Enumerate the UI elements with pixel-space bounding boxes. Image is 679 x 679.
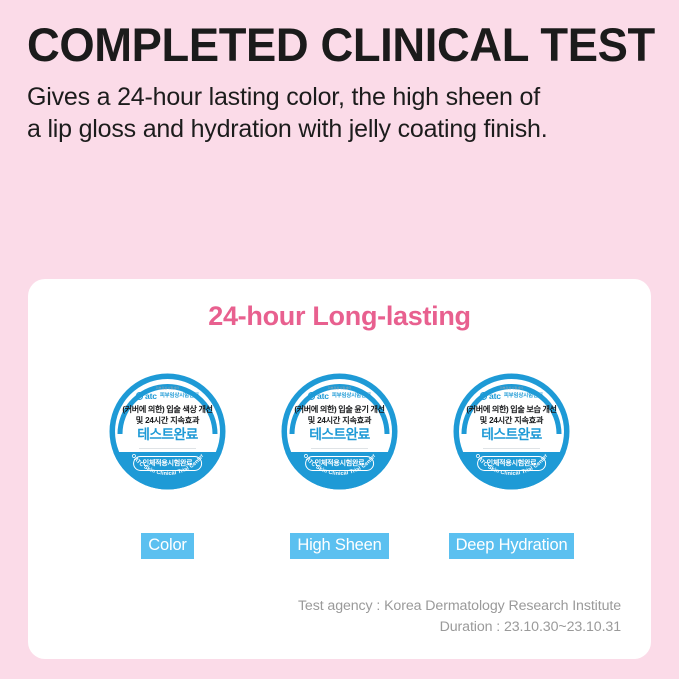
- badge-cell: Deep Hydration: [448, 533, 575, 559]
- footer-test-agency: Test agency : Korea Dermatology Research…: [297, 598, 621, 614]
- subtitle-block: Gives a 24-hour lasting color, the high …: [27, 81, 657, 145]
- badges-row: Color High Sheen Deep Hydration: [28, 533, 651, 559]
- seal-graphic: OATC Skin Clinical Trial Center: [109, 373, 226, 490]
- seal-block-high-sheen: OATC Skin Clinical Trial Center 피부임상시험센터…: [279, 372, 400, 491]
- badge-high-sheen: High Sheen: [290, 533, 389, 559]
- seal-block-deep-hydration: OATC Skin Clinical Trial Center 피부임상시험센터…: [451, 372, 572, 491]
- seals-row: OATC Skin Clinical Trial Center 피부임상시험센터…: [28, 372, 651, 491]
- header-block: COMPLETED CLINICAL TEST Gives a 24-hour …: [27, 18, 657, 145]
- footer-duration: Duration : 23.10.30~23.10.31: [439, 619, 621, 635]
- seal-graphic: OATC Skin Clinical Trial Center: [453, 373, 570, 490]
- clinical-test-card: 24-hour Long-lasting: [28, 279, 651, 659]
- seal-graphic: OATC Skin Clinical Trial Center: [281, 373, 398, 490]
- card-footer: Test agency : Korea Dermatology Research…: [298, 596, 621, 638]
- certification-seal: OATC Skin Clinical Trial Center 피부임상시험센터…: [280, 372, 399, 491]
- badge-deep-hydration: Deep Hydration: [448, 533, 575, 559]
- card-title: 24-hour Long-lasting: [208, 301, 471, 331]
- badge-color: Color: [141, 533, 194, 559]
- page-title: COMPLETED CLINICAL TEST: [27, 18, 655, 71]
- seal-block-color: OATC Skin Clinical Trial Center 피부임상시험센터…: [107, 372, 228, 491]
- subtitle-line-1: Gives a 24-hour lasting color, the high …: [27, 83, 540, 111]
- badge-cell: High Sheen: [279, 533, 400, 559]
- subtitle-line-2: a lip gloss and hydration with jelly coa…: [27, 115, 548, 143]
- certification-seal: OATC Skin Clinical Trial Center 피부임상시험센터…: [108, 372, 227, 491]
- certification-seal: OATC Skin Clinical Trial Center 피부임상시험센터…: [452, 372, 571, 491]
- badge-cell: Color: [107, 533, 228, 559]
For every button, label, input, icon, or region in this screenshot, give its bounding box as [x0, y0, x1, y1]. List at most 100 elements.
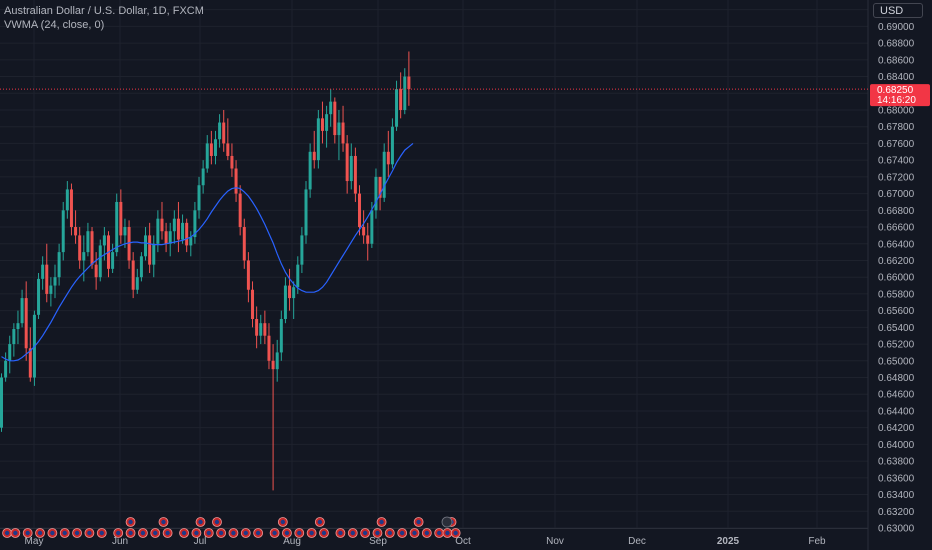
candle	[358, 185, 362, 236]
candle	[181, 214, 185, 244]
candle-body	[390, 126, 394, 165]
candle	[185, 218, 189, 253]
price-tick-label: 0.67800	[878, 122, 915, 133]
economic-event-icon-core	[62, 530, 67, 536]
candle	[386, 130, 390, 177]
price-tick-label: 0.64000	[878, 440, 915, 451]
candle-body	[288, 285, 292, 299]
candle	[127, 220, 131, 269]
economic-event-icon-core	[4, 530, 10, 536]
indicator-label[interactable]: VWMA (24, close, 0)	[4, 19, 105, 31]
economic-event-icon-core	[375, 530, 380, 536]
candle-body	[251, 289, 255, 319]
currency-button[interactable]: USD	[873, 3, 923, 18]
candle	[201, 160, 205, 194]
candle	[144, 227, 148, 261]
economic-event-icon-core	[412, 530, 417, 536]
candle	[271, 344, 275, 491]
candle-body	[259, 323, 263, 336]
time-tick-label: Jun	[112, 536, 128, 547]
candle-body	[382, 151, 386, 198]
candle-body	[222, 122, 226, 144]
candle-body	[4, 360, 8, 378]
candle	[230, 143, 234, 177]
price-tick-label: 0.68600	[878, 55, 915, 66]
candle	[242, 218, 246, 269]
candle	[279, 310, 283, 361]
candle-body	[333, 101, 337, 136]
candle	[209, 130, 213, 165]
candle-body	[8, 344, 12, 361]
economic-event-icon-core	[161, 519, 166, 525]
economic-event-icon-core	[25, 530, 30, 536]
economic-event-icon-core	[453, 530, 458, 536]
candle-body	[337, 122, 341, 136]
economic-event-icon-core	[284, 530, 290, 536]
symbol-title[interactable]: Australian Dollar / U.S. Dollar, 1D, FXC…	[4, 5, 204, 17]
candle	[403, 68, 407, 115]
candle-body	[119, 201, 123, 236]
candle-body	[57, 252, 61, 278]
candle	[24, 281, 28, 361]
event-markers	[2, 516, 461, 538]
lightning-icon[interactable]	[441, 516, 453, 528]
candle	[234, 160, 238, 202]
candle-body	[275, 352, 279, 370]
price-axis[interactable]: 0.692000.690000.688000.686000.684000.682…	[878, 5, 915, 534]
time-axis[interactable]: May Jun Jul Aug Sep Oct Nov Dec 2025 Feb	[25, 536, 827, 547]
economic-event-icon-core	[424, 530, 430, 536]
candle-body	[78, 235, 82, 261]
economic-event-icon-core	[116, 530, 121, 536]
candle	[20, 289, 24, 328]
candle-body	[115, 201, 119, 253]
candle-body	[131, 260, 135, 290]
candle	[374, 168, 378, 219]
candle	[131, 252, 135, 299]
economic-event-icon-core	[436, 530, 442, 536]
candle	[139, 252, 143, 282]
candle	[353, 147, 357, 202]
candle	[341, 105, 345, 152]
candle	[90, 227, 94, 269]
candle	[205, 135, 209, 173]
price-tick-label: 0.65000	[878, 356, 915, 367]
candle-body	[353, 155, 357, 194]
candle	[300, 227, 304, 274]
candle-body	[156, 218, 160, 244]
candle-body	[148, 235, 152, 265]
candle	[160, 201, 164, 240]
candle-body	[242, 227, 246, 261]
candle-body	[49, 285, 53, 294]
candle-body	[283, 285, 287, 319]
candle-body	[226, 143, 230, 156]
candle-body	[267, 335, 271, 361]
economic-event-icon-core	[416, 519, 421, 525]
candle	[316, 109, 320, 169]
economic-event-icon-core	[153, 530, 158, 536]
candle-body	[189, 237, 193, 246]
candle-body	[172, 218, 176, 232]
time-tick-label: Aug	[283, 536, 301, 547]
candle	[399, 72, 403, 119]
candle-body	[292, 287, 296, 299]
candle	[259, 314, 263, 345]
candle	[94, 252, 98, 290]
candle	[168, 222, 172, 257]
grid-lines	[0, 0, 868, 529]
candle-body	[209, 143, 213, 156]
candle-body	[316, 118, 320, 161]
candle-body	[164, 231, 168, 244]
candle-body	[176, 218, 180, 240]
price-tick-label: 0.63600	[878, 473, 915, 484]
economic-event-icon-core	[321, 530, 327, 536]
candle-body	[349, 155, 353, 182]
candle-body	[271, 360, 275, 370]
candle-body	[53, 277, 57, 286]
price-tick-label: 0.67400	[878, 156, 915, 167]
candle-body	[325, 114, 329, 131]
price-tick-label: 0.65800	[878, 289, 915, 300]
candle-body	[94, 264, 98, 278]
economic-event-icon-core	[309, 530, 314, 536]
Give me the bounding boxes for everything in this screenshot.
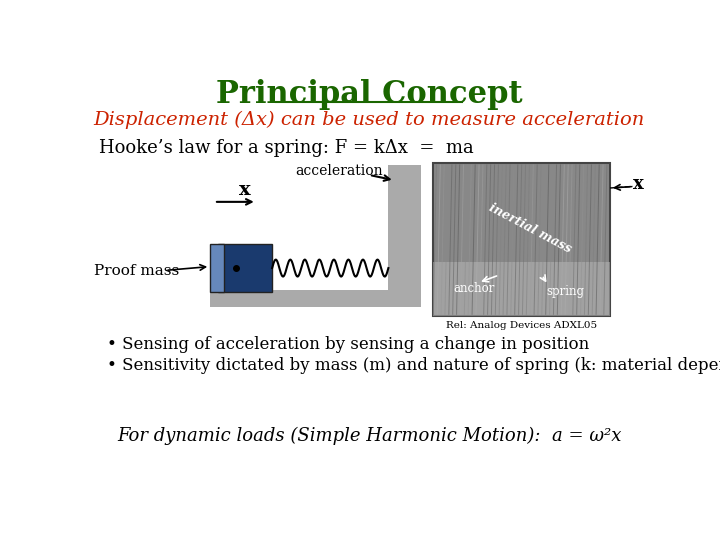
Text: x: x xyxy=(239,180,251,199)
Text: • Sensitivity dictated by mass (m) and nature of spring (k: material dependent): • Sensitivity dictated by mass (m) and n… xyxy=(107,356,720,374)
Text: Hooke’s law for a spring: F = kΔx  =  ma: Hooke’s law for a spring: F = kΔx = ma xyxy=(99,139,474,157)
Bar xyxy=(210,291,421,307)
Text: Principal Concept: Principal Concept xyxy=(216,78,522,110)
Bar xyxy=(433,164,610,316)
Text: spring: spring xyxy=(546,286,584,299)
Bar xyxy=(218,244,272,292)
Text: Proof mass: Proof mass xyxy=(94,264,179,278)
Bar xyxy=(210,244,224,292)
Text: Displacement (Δx) can be used to measure acceleration: Displacement (Δx) can be used to measure… xyxy=(94,111,644,130)
Text: For dynamic loads (Simple Harmonic Motion):  a = ω²x: For dynamic loads (Simple Harmonic Motio… xyxy=(117,427,621,445)
Bar xyxy=(388,165,421,307)
Text: • Sensing of acceleration by sensing a change in position: • Sensing of acceleration by sensing a c… xyxy=(107,336,589,353)
Text: inertial mass: inertial mass xyxy=(487,201,574,256)
Text: x: x xyxy=(634,175,644,193)
Text: acceleration: acceleration xyxy=(296,164,383,178)
Text: Rel: Analog Devices ADXL05: Rel: Analog Devices ADXL05 xyxy=(446,321,597,330)
Text: anchor: anchor xyxy=(453,282,495,295)
Bar xyxy=(433,262,610,316)
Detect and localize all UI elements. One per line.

★ ★ ★ ★ ★ ★ ★

▶ **What is being asked**: Copy out the lines of the items verbatim, beginning at the line that contains "Text: x: x xyxy=(239,180,251,199)" and stopping after the line that contains "Text: • Sensing".

▶ **Result below**:
Text: x: x xyxy=(239,180,251,199)
Text: • Sensitivity dictated by mass (m) and nature of spring (k: material dependent): • Sensitivity dictated by mass (m) and n… xyxy=(107,356,720,374)
Text: Hooke’s law for a spring: F = kΔx  =  ma: Hooke’s law for a spring: F = kΔx = ma xyxy=(99,139,474,157)
Bar xyxy=(210,291,421,307)
Text: Principal Concept: Principal Concept xyxy=(216,78,522,110)
Bar xyxy=(433,164,610,316)
Text: spring: spring xyxy=(546,286,584,299)
Bar xyxy=(218,244,272,292)
Text: Proof mass: Proof mass xyxy=(94,264,179,278)
Bar xyxy=(210,244,224,292)
Text: Displacement (Δx) can be used to measure acceleration: Displacement (Δx) can be used to measure… xyxy=(94,111,644,130)
Text: For dynamic loads (Simple Harmonic Motion):  a = ω²x: For dynamic loads (Simple Harmonic Motio… xyxy=(117,427,621,445)
Bar xyxy=(388,165,421,307)
Text: • Sensing of acceleration by sensing a change in position: • Sensing of acceleration by sensing a c… xyxy=(107,336,589,353)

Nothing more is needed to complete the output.